What to work on
Show every line where "type" occurs.

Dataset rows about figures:

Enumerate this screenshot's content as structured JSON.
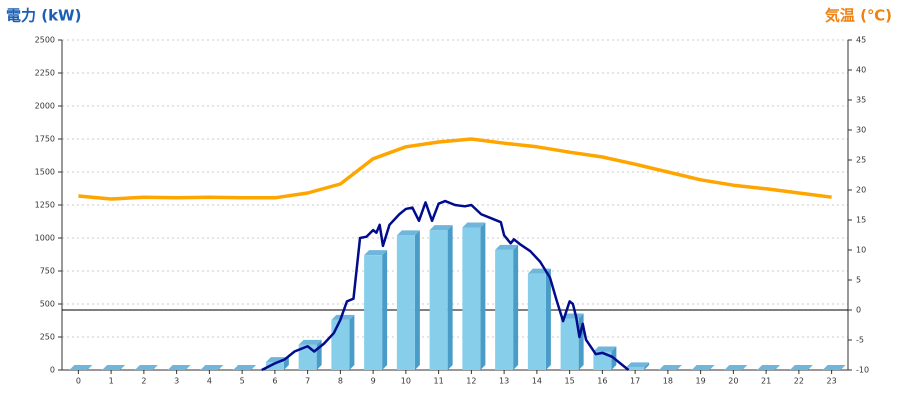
{
  "chart_data": {
    "type": "combo",
    "ylabel": "電力 (kW)",
    "y2label": "気温 (℃)",
    "ylabel_color": "#1a5fb4",
    "y2label_color": "#f0820f",
    "categories": [
      "0",
      "1",
      "2",
      "3",
      "4",
      "5",
      "6",
      "7",
      "8",
      "9",
      "10",
      "11",
      "12",
      "13",
      "14",
      "15",
      "16",
      "17",
      "18",
      "19",
      "20",
      "21",
      "22",
      "23"
    ],
    "xlim": [
      -0.5,
      23.5
    ],
    "ylim": [
      0,
      2500
    ],
    "yticks": [
      0,
      250,
      500,
      750,
      1000,
      1250,
      1500,
      1750,
      2000,
      2250,
      2500
    ],
    "y2lim": [
      -10,
      45
    ],
    "y2ticks": [
      -10,
      -5,
      0,
      5,
      10,
      15,
      20,
      25,
      30,
      35,
      40,
      45
    ],
    "y2_reference": 0,
    "grid": true,
    "series": [
      {
        "type": "bar",
        "color": "#87ceeb",
        "values": [
          0,
          0,
          0,
          0,
          0,
          0,
          60,
          190,
          380,
          870,
          1020,
          1060,
          1080,
          910,
          730,
          390,
          140,
          20,
          0,
          0,
          0,
          0,
          0,
          0
        ]
      },
      {
        "type": "line",
        "color": "#000c8c",
        "x": [
          5.6,
          6.0,
          6.3,
          6.6,
          7.0,
          7.2,
          7.5,
          7.8,
          8.0,
          8.2,
          8.4,
          8.6,
          8.8,
          9.0,
          9.1,
          9.2,
          9.3,
          9.5,
          9.8,
          10.0,
          10.2,
          10.4,
          10.6,
          10.8,
          11.0,
          11.2,
          11.5,
          11.8,
          12.0,
          12.3,
          12.6,
          12.9,
          13.0,
          13.2,
          13.3,
          13.5,
          13.8,
          14.1,
          14.4,
          14.6,
          14.8,
          15.0,
          15.1,
          15.2,
          15.3,
          15.4,
          15.5,
          15.8,
          16.0,
          16.3,
          16.6,
          16.8
        ],
        "values": [
          0,
          50,
          80,
          140,
          180,
          140,
          200,
          280,
          380,
          520,
          540,
          1000,
          1010,
          1060,
          1040,
          1100,
          940,
          1100,
          1180,
          1220,
          1230,
          1130,
          1270,
          1130,
          1260,
          1280,
          1250,
          1240,
          1250,
          1180,
          1150,
          1120,
          1020,
          960,
          990,
          950,
          900,
          820,
          700,
          530,
          370,
          520,
          500,
          400,
          250,
          350,
          230,
          120,
          130,
          100,
          40,
          0
        ]
      },
      {
        "type": "line",
        "axis": "y2",
        "color": "#ffa500",
        "values": [
          19.0,
          18.5,
          18.8,
          18.7,
          18.8,
          18.7,
          18.7,
          19.5,
          21.0,
          25.2,
          27.2,
          28.0,
          28.5,
          27.8,
          27.2,
          26.3,
          25.5,
          24.3,
          23.0,
          21.7,
          20.8,
          20.2,
          19.5,
          18.8
        ]
      }
    ]
  }
}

Output for this task
    "type": "combo",
        "type": "bar",
        "type": "line",
        "type": "line",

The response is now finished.